===== Information given =====

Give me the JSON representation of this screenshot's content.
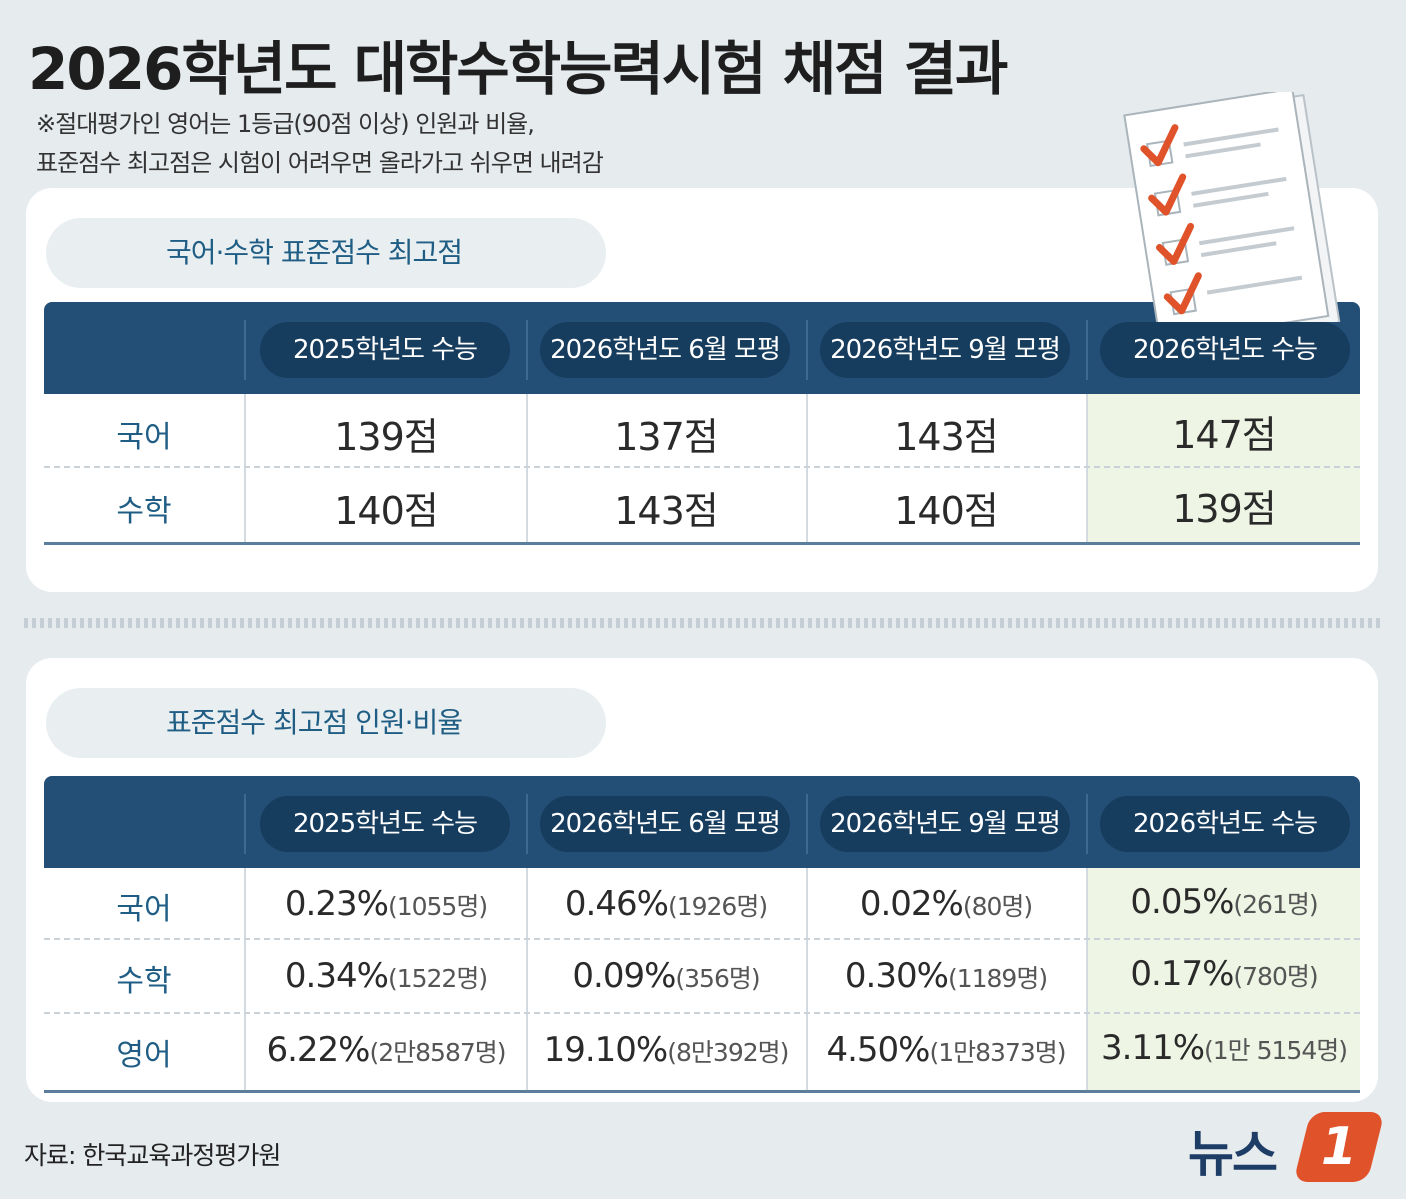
{
  "title": "2026학년도 대학수학능력시험 채점 결과",
  "notes": [
    "※절대평가인 영어는 1등급(90점 이상) 인원과 비율,",
    "표준점수 최고점은 시험이 어려우면 올라가고 쉬우면 내려감"
  ],
  "columns": [
    "2025학년도 수능",
    "2026학년도 6월 모평",
    "2026학년도 9월 모평",
    "2026학년도 수능"
  ],
  "table1": {
    "title": "국어·수학 표준점수 최고점",
    "rows": [
      {
        "label": "국어",
        "values": [
          "139점",
          "137점",
          "143점",
          "147점"
        ]
      },
      {
        "label": "수학",
        "values": [
          "140점",
          "143점",
          "140점",
          "139점"
        ]
      }
    ]
  },
  "table2": {
    "title": "표준점수 최고점 인원·비율",
    "rows": [
      {
        "label": "국어",
        "pct": [
          "0.23%",
          "0.46%",
          "0.02%",
          "0.05%"
        ],
        "cnt": [
          "(1055명)",
          "(1926명)",
          "(80명)",
          "(261명)"
        ]
      },
      {
        "label": "수학",
        "pct": [
          "0.34%",
          "0.09%",
          "0.30%",
          "0.17%"
        ],
        "cnt": [
          "(1522명)",
          "(356명)",
          "(1189명)",
          "(780명)"
        ]
      },
      {
        "label": "영어",
        "pct": [
          "6.22%",
          "19.10%",
          "4.50%",
          "3.11%"
        ],
        "cnt": [
          "(2만8587명)",
          "(8만392명)",
          "(1만8373명)",
          "(1만 5154명)"
        ]
      }
    ]
  },
  "source": "자료: 한국교육과정평가원",
  "logo": {
    "text": "뉴스",
    "badge": "1"
  },
  "colors": {
    "header": "#234f77",
    "header_pill": "#163c5e",
    "highlight": "#eef5e4",
    "label": "#1f5d84",
    "logo_badge": "#e0522a"
  },
  "icons": [
    "checklist-icon"
  ]
}
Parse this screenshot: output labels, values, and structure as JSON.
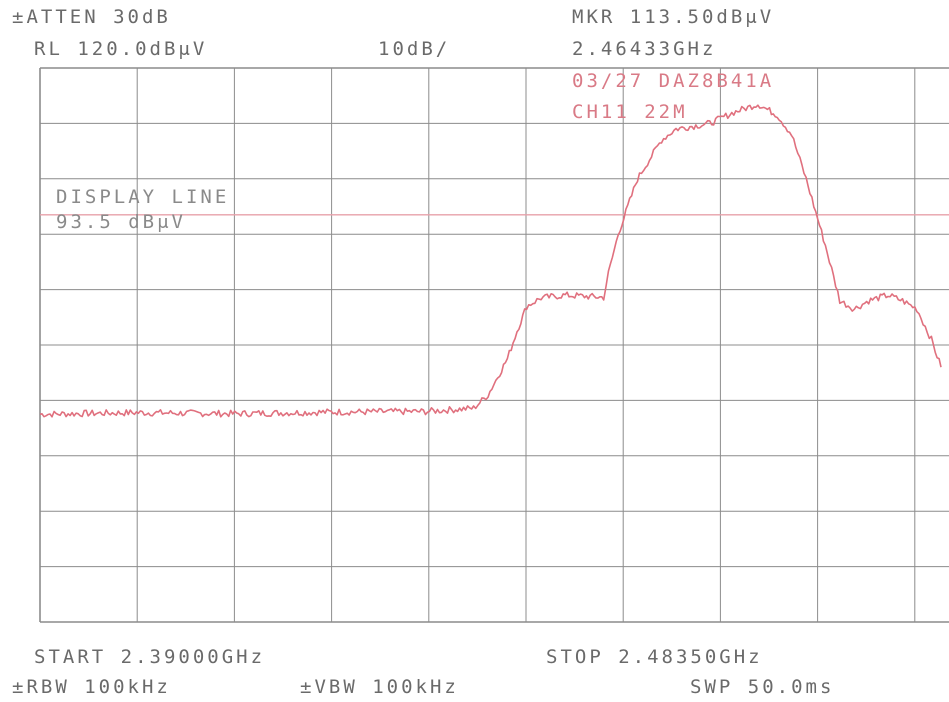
{
  "header": {
    "atten": "±ATTEN 30dB",
    "ref_level": "RL 120.0dBμV",
    "scale": "10dB/",
    "marker_level": "MKR 113.50dBμV",
    "marker_freq": "2.46433GHz",
    "note_id": "03/27 DAZ8B41A",
    "note_ch": "CH11 22M"
  },
  "display_line": {
    "label": "DISPLAY LINE",
    "value": "93.5 dBμV"
  },
  "footer": {
    "start": "START 2.39000GHz",
    "stop": "STOP 2.48350GHz",
    "rbw": "±RBW 100kHz",
    "vbw": "±VBW 100kHz",
    "sweep": "SWP 50.0ms"
  },
  "colors": {
    "trace": "#e0707e",
    "grid": "#8c8c8c",
    "display_line": "#e7a0aa",
    "text": "#6a6a6a"
  },
  "chart_data": {
    "type": "line",
    "x_unit": "GHz",
    "y_unit": "dBμV",
    "xlim": [
      2.39,
      2.4835
    ],
    "ylim": [
      20,
      120
    ],
    "grid": true,
    "marker": {
      "x": 2.46433,
      "y": 113.5
    },
    "display_line_y": 93.5,
    "series": [
      {
        "x": [
          2.39,
          2.4,
          2.41,
          2.42,
          2.43,
          2.435,
          2.4365,
          2.4385,
          2.4395,
          2.4405,
          2.442,
          2.4445,
          2.4465,
          2.4485,
          2.449,
          2.45,
          2.452,
          2.4545,
          2.456,
          2.4595,
          2.462,
          2.4645,
          2.4665,
          2.468,
          2.4695,
          2.4715,
          2.473,
          2.4745,
          2.476,
          2.478,
          2.4795,
          2.481,
          2.4825,
          2.4835
        ],
        "y": [
          57.5,
          57.8,
          57.6,
          57.9,
          58.0,
          58.6,
          61.0,
          67.5,
          72.5,
          77.0,
          78.5,
          79.0,
          78.8,
          78.6,
          83.0,
          90.0,
          100.0,
          107.0,
          109.0,
          110.0,
          112.0,
          113.5,
          111.5,
          108.0,
          100.0,
          88.0,
          78.0,
          76.5,
          78.0,
          79.0,
          78.0,
          76.5,
          71.0,
          66.0
        ]
      }
    ]
  }
}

=====

Set task: Write out each line of the data exactly; the images should be left out.

Worked answer:
Give me the JSON representation of this screenshot's content.
{
  "title": "2026학년도 대학수학능력시험 채점 결과",
  "notes": [
    "※절대평가인 영어는 1등급(90점 이상) 인원과 비율,",
    "표준점수 최고점은 시험이 어려우면 올라가고 쉬우면 내려감"
  ],
  "columns": [
    "2025학년도 수능",
    "2026학년도 6월 모평",
    "2026학년도 9월 모평",
    "2026학년도 수능"
  ],
  "table1": {
    "title": "국어·수학 표준점수 최고점",
    "rows": [
      {
        "label": "국어",
        "values": [
          "139점",
          "137점",
          "143점",
          "147점"
        ]
      },
      {
        "label": "수학",
        "values": [
          "140점",
          "143점",
          "140점",
          "139점"
        ]
      }
    ]
  },
  "table2": {
    "title": "표준점수 최고점 인원·비율",
    "rows": [
      {
        "label": "국어",
        "pct": [
          "0.23%",
          "0.46%",
          "0.02%",
          "0.05%"
        ],
        "cnt": [
          "(1055명)",
          "(1926명)",
          "(80명)",
          "(261명)"
        ]
      },
      {
        "label": "수학",
        "pct": [
          "0.34%",
          "0.09%",
          "0.30%",
          "0.17%"
        ],
        "cnt": [
          "(1522명)",
          "(356명)",
          "(1189명)",
          "(780명)"
        ]
      },
      {
        "label": "영어",
        "pct": [
          "6.22%",
          "19.10%",
          "4.50%",
          "3.11%"
        ],
        "cnt": [
          "(2만8587명)",
          "(8만392명)",
          "(1만8373명)",
          "(1만 5154명)"
        ]
      }
    ]
  },
  "source": "자료: 한국교육과정평가원",
  "logo": {
    "text": "뉴스",
    "badge": "1"
  },
  "colors": {
    "header": "#234f77",
    "header_pill": "#163c5e",
    "highlight": "#eef5e4",
    "label": "#1f5d84",
    "logo_badge": "#e0522a"
  },
  "icons": [
    "checklist-icon"
  ]
}
Parse this screenshot: output labels, values, and structure as JSON.
{
  "header": {
    "atten": "±ATTEN 30dB",
    "ref_level": "RL 120.0dBμV",
    "scale": "10dB/",
    "marker_level": "MKR 113.50dBμV",
    "marker_freq": "2.46433GHz",
    "note_id": "03/27 DAZ8B41A",
    "note_ch": "CH11 22M"
  },
  "display_line": {
    "label": "DISPLAY LINE",
    "value": "93.5 dBμV"
  },
  "footer": {
    "start": "START 2.39000GHz",
    "stop": "STOP 2.48350GHz",
    "rbw": "±RBW 100kHz",
    "vbw": "±VBW 100kHz",
    "sweep": "SWP 50.0ms"
  },
  "colors": {
    "trace": "#e0707e",
    "grid": "#8c8c8c",
    "display_line": "#e7a0aa",
    "text": "#6a6a6a"
  },
  "chart_data": {
    "type": "line",
    "x_unit": "GHz",
    "y_unit": "dBμV",
    "xlim": [
      2.39,
      2.4835
    ],
    "ylim": [
      20,
      120
    ],
    "grid": true,
    "marker": {
      "x": 2.46433,
      "y": 113.5
    },
    "display_line_y": 93.5,
    "series": [
      {
        "x": [
          2.39,
          2.4,
          2.41,
          2.42,
          2.43,
          2.435,
          2.4365,
          2.4385,
          2.4395,
          2.4405,
          2.442,
          2.4445,
          2.4465,
          2.4485,
          2.449,
          2.45,
          2.452,
          2.4545,
          2.456,
          2.4595,
          2.462,
          2.4645,
          2.4665,
          2.468,
          2.4695,
          2.4715,
          2.473,
          2.4745,
          2.476,
          2.478,
          2.4795,
          2.481,
          2.4825,
          2.4835
        ],
        "y": [
          57.5,
          57.8,
          57.6,
          57.9,
          58.0,
          58.6,
          61.0,
          67.5,
          72.5,
          77.0,
          78.5,
          79.0,
          78.8,
          78.6,
          83.0,
          90.0,
          100.0,
          107.0,
          109.0,
          110.0,
          112.0,
          113.5,
          111.5,
          108.0,
          100.0,
          88.0,
          78.0,
          76.5,
          78.0,
          79.0,
          78.0,
          76.5,
          71.0,
          66.0
        ]
      }
    ]
  }
}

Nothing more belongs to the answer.